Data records
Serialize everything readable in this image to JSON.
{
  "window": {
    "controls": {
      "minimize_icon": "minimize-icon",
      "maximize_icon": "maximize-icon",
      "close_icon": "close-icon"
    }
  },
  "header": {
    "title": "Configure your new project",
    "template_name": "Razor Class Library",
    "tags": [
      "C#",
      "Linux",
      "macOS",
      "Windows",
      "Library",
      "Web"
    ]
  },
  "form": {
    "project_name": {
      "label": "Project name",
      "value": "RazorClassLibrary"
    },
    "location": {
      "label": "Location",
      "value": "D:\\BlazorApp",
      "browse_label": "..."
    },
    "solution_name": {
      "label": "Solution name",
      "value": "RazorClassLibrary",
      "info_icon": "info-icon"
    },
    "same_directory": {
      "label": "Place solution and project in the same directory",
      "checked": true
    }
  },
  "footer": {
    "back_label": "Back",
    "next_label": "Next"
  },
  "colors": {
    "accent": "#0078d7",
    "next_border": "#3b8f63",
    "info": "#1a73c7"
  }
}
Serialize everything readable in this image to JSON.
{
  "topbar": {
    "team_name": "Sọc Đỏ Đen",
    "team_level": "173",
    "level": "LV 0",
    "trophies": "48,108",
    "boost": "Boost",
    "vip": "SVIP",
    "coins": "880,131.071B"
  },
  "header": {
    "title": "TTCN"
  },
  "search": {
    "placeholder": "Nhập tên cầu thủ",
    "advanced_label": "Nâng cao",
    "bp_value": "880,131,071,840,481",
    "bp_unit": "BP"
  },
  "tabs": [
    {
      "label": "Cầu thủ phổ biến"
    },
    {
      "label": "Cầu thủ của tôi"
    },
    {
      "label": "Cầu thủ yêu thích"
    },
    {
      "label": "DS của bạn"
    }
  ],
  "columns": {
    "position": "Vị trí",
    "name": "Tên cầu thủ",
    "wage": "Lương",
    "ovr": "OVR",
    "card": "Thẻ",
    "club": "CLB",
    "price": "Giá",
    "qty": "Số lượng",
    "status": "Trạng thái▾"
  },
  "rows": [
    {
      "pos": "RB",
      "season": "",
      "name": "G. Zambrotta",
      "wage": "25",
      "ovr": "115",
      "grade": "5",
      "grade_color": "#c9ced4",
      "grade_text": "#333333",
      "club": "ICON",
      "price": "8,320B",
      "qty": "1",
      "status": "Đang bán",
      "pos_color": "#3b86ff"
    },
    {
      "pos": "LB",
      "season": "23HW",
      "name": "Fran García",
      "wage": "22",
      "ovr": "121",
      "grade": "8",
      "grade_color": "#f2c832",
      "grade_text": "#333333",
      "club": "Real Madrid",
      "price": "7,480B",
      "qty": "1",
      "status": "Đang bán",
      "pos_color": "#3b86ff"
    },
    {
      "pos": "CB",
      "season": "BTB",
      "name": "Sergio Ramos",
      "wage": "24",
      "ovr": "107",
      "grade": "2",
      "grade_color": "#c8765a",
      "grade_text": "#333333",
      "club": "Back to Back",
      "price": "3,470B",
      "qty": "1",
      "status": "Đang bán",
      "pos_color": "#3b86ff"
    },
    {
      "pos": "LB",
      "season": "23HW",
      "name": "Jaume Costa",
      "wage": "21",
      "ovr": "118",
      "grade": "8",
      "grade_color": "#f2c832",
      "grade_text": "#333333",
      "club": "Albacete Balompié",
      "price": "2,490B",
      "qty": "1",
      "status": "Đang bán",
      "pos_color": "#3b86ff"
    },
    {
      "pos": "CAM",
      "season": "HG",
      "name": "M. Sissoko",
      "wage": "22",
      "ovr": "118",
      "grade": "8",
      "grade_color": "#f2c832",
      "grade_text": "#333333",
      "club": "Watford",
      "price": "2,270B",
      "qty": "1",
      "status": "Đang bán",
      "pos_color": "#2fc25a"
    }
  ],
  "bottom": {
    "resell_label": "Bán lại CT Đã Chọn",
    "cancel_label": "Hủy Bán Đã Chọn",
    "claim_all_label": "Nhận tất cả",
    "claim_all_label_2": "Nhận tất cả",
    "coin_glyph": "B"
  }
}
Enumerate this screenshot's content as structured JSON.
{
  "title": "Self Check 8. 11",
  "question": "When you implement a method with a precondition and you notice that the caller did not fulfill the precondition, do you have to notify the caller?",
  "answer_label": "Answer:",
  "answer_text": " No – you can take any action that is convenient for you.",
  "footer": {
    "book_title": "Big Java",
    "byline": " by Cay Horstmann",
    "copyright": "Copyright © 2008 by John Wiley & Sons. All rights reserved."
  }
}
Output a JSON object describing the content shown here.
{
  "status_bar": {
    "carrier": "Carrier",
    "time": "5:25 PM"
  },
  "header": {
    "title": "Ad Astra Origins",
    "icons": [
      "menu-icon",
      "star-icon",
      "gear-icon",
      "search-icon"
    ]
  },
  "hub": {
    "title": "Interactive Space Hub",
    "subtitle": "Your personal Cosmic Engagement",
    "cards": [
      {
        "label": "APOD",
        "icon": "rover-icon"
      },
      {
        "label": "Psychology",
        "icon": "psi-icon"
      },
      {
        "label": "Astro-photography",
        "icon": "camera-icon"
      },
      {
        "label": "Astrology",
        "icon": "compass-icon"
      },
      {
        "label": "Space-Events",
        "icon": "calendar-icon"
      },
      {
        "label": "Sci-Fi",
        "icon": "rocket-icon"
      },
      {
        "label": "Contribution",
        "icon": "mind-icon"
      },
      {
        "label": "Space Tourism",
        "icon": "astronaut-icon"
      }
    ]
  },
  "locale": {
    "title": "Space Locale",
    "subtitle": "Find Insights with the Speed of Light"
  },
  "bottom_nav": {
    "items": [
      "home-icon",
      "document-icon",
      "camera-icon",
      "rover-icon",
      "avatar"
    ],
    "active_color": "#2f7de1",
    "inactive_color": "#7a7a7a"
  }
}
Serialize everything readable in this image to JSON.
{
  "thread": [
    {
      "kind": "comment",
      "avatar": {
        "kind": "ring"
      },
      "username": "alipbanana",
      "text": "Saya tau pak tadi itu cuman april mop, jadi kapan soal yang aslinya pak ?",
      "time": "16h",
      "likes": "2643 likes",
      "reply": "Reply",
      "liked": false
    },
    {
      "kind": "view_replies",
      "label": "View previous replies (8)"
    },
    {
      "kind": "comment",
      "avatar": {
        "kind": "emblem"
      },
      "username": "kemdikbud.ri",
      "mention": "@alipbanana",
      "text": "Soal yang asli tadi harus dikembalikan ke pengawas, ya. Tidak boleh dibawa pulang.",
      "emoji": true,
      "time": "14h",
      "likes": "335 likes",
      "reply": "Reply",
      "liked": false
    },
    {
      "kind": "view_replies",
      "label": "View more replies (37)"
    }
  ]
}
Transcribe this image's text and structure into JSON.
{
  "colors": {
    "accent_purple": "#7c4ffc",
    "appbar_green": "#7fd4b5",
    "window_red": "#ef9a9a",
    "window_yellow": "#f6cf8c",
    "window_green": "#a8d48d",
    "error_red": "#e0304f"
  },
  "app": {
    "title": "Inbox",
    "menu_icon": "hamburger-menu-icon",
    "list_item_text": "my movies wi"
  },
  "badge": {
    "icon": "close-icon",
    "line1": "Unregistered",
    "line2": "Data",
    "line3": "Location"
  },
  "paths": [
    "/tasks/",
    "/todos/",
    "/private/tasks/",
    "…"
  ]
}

Given exercise: Extract each line from the listing that holds the word "season".

Output of the exercise:
      "season": "",
      "season": "23HW",
      "season": "BTB",
      "season": "23HW",
      "season": "HG",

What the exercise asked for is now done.